**WORK TO BE COMPLETED**
Please write out the complete listing that follows, exactly as it reads.

**DATA RECORDS**
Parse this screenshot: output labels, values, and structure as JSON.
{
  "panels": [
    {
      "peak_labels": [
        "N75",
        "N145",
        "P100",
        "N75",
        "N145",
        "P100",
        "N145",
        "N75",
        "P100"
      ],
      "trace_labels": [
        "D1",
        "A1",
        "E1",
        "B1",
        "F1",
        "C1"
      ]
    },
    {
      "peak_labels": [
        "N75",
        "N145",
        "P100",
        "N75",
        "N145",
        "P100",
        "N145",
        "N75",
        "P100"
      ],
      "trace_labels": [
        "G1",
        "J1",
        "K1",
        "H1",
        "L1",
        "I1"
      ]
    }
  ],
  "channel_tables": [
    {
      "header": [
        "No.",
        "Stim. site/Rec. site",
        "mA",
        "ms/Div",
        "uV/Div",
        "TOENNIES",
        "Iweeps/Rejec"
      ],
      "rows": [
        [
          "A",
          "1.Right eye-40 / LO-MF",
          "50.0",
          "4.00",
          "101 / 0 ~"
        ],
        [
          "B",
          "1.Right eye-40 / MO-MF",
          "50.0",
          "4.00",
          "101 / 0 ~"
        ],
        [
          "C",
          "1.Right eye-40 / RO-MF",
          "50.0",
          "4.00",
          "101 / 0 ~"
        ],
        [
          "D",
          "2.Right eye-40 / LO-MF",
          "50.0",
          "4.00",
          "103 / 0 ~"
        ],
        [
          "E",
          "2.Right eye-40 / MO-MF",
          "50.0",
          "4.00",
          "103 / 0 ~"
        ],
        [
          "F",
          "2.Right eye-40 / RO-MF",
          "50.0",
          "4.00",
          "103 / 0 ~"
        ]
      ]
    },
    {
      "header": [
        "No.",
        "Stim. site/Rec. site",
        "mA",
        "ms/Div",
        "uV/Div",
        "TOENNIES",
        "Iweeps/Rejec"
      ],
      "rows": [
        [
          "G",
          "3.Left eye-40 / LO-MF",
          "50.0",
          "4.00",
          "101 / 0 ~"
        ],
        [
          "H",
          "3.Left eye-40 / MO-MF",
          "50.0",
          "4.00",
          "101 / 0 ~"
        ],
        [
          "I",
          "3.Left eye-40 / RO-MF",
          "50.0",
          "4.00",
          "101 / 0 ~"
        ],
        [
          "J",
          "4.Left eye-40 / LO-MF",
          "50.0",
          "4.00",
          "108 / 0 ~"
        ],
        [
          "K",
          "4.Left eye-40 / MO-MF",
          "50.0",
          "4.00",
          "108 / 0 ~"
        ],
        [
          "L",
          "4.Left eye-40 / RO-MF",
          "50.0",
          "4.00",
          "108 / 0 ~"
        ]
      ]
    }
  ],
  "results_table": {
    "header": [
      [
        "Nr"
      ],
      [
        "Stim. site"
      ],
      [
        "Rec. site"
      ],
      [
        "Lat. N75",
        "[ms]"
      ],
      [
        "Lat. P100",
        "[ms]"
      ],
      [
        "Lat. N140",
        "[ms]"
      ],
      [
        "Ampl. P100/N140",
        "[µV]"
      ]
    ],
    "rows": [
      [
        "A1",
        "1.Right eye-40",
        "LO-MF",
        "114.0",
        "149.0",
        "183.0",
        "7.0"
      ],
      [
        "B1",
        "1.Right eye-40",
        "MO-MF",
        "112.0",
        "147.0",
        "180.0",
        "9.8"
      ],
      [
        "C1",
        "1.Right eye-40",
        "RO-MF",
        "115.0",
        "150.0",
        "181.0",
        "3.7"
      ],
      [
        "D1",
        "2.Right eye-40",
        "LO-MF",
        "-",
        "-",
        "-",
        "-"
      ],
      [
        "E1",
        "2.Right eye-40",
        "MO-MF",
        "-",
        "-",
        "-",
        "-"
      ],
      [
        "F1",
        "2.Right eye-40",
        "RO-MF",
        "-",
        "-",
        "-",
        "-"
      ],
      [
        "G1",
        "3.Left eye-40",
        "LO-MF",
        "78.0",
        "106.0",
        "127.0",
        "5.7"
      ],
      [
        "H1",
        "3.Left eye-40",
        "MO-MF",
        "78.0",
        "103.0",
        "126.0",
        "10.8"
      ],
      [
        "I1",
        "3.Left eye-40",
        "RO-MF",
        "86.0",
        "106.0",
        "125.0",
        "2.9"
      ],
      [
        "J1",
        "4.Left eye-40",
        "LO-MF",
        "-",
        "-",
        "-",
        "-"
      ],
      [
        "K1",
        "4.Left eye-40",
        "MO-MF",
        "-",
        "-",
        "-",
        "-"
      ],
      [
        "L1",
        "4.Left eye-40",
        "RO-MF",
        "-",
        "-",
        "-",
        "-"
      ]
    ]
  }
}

**SOLUTION FOR THIS EXERCISE**
Parse this screenshot: output labels, values, and structure as JSON.
{
  "panels": [
    {
      "peak_labels": [
        "N75",
        "N145",
        "P100",
        "N75",
        "N145",
        "P100",
        "N145",
        "N75",
        "P100"
      ],
      "trace_labels": [
        "D1",
        "A1",
        "E1",
        "B1",
        "F1",
        "C1"
      ]
    },
    {
      "peak_labels": [
        "N75",
        "N145",
        "P100",
        "N75",
        "N145",
        "P100",
        "N145",
        "N75",
        "P100"
      ],
      "trace_labels": [
        "G1",
        "J1",
        "K1",
        "H1",
        "L1",
        "I1"
      ]
    }
  ],
  "channel_tables": [
    {
      "header": [
        "No.",
        "Stim. site/Rec. site",
        "mA",
        "ms/Div",
        "uV/Div",
        "TOENNIES",
        "Iweeps/Rejec"
      ],
      "rows": [
        [
          "A",
          "1.Right eye-40 / LO-MF",
          "50.0",
          "4.00",
          "101 / 0 ~"
        ],
        [
          "B",
          "1.Right eye-40 / MO-MF",
          "50.0",
          "4.00",
          "101 / 0 ~"
        ],
        [
          "C",
          "1.Right eye-40 / RO-MF",
          "50.0",
          "4.00",
          "101 / 0 ~"
        ],
        [
          "D",
          "2.Right eye-40 / LO-MF",
          "50.0",
          "4.00",
          "103 / 0 ~"
        ],
        [
          "E",
          "2.Right eye-40 / MO-MF",
          "50.0",
          "4.00",
          "103 / 0 ~"
        ],
        [
          "F",
          "2.Right eye-40 / RO-MF",
          "50.0",
          "4.00",
          "103 / 0 ~"
        ]
      ]
    },
    {
      "header": [
        "No.",
        "Stim. site/Rec. site",
        "mA",
        "ms/Div",
        "uV/Div",
        "TOENNIES",
        "Iweeps/Rejec"
      ],
      "rows": [
        [
          "G",
          "3.Left eye-40 / LO-MF",
          "50.0",
          "4.00",
          "101 / 0 ~"
        ],
        [
          "H",
          "3.Left eye-40 / MO-MF",
          "50.0",
          "4.00",
          "101 / 0 ~"
        ],
        [
          "I",
          "3.Left eye-40 / RO-MF",
          "50.0",
          "4.00",
          "101 / 0 ~"
        ],
        [
          "J",
          "4.Left eye-40 / LO-MF",
          "50.0",
          "4.00",
          "108 / 0 ~"
        ],
        [
          "K",
          "4.Left eye-40 / MO-MF",
          "50.0",
          "4.00",
          "108 / 0 ~"
        ],
        [
          "L",
          "4.Left eye-40 / RO-MF",
          "50.0",
          "4.00",
          "108 / 0 ~"
        ]
      ]
    }
  ],
  "results_table": {
    "header": [
      [
        "Nr"
      ],
      [
        "Stim. site"
      ],
      [
        "Rec. site"
      ],
      [
        "Lat. N75",
        "[ms]"
      ],
      [
        "Lat. P100",
        "[ms]"
      ],
      [
        "Lat. N140",
        "[ms]"
      ],
      [
        "Ampl. P100/N140",
        "[µV]"
      ]
    ],
    "rows": [
      [
        "A1",
        "1.Right eye-40",
        "LO-MF",
        "114.0",
        "149.0",
        "183.0",
        "7.0"
      ],
      [
        "B1",
        "1.Right eye-40",
        "MO-MF",
        "112.0",
        "147.0",
        "180.0",
        "9.8"
      ],
      [
        "C1",
        "1.Right eye-40",
        "RO-MF",
        "115.0",
        "150.0",
        "181.0",
        "3.7"
      ],
      [
        "D1",
        "2.Right eye-40",
        "LO-MF",
        "-",
        "-",
        "-",
        "-"
      ],
      [
        "E1",
        "2.Right eye-40",
        "MO-MF",
        "-",
        "-",
        "-",
        "-"
      ],
      [
        "F1",
        "2.Right eye-40",
        "RO-MF",
        "-",
        "-",
        "-",
        "-"
      ],
      [
        "G1",
        "3.Left eye-40",
        "LO-MF",
        "78.0",
        "106.0",
        "127.0",
        "5.7"
      ],
      [
        "H1",
        "3.Left eye-40",
        "MO-MF",
        "78.0",
        "103.0",
        "126.0",
        "10.8"
      ],
      [
        "I1",
        "3.Left eye-40",
        "RO-MF",
        "86.0",
        "106.0",
        "125.0",
        "2.9"
      ],
      [
        "J1",
        "4.Left eye-40",
        "LO-MF",
        "-",
        "-",
        "-",
        "-"
      ],
      [
        "K1",
        "4.Left eye-40",
        "MO-MF",
        "-",
        "-",
        "-",
        "-"
      ],
      [
        "L1",
        "4.Left eye-40",
        "RO-MF",
        "-",
        "-",
        "-",
        "-"
      ]
    ]
  }
}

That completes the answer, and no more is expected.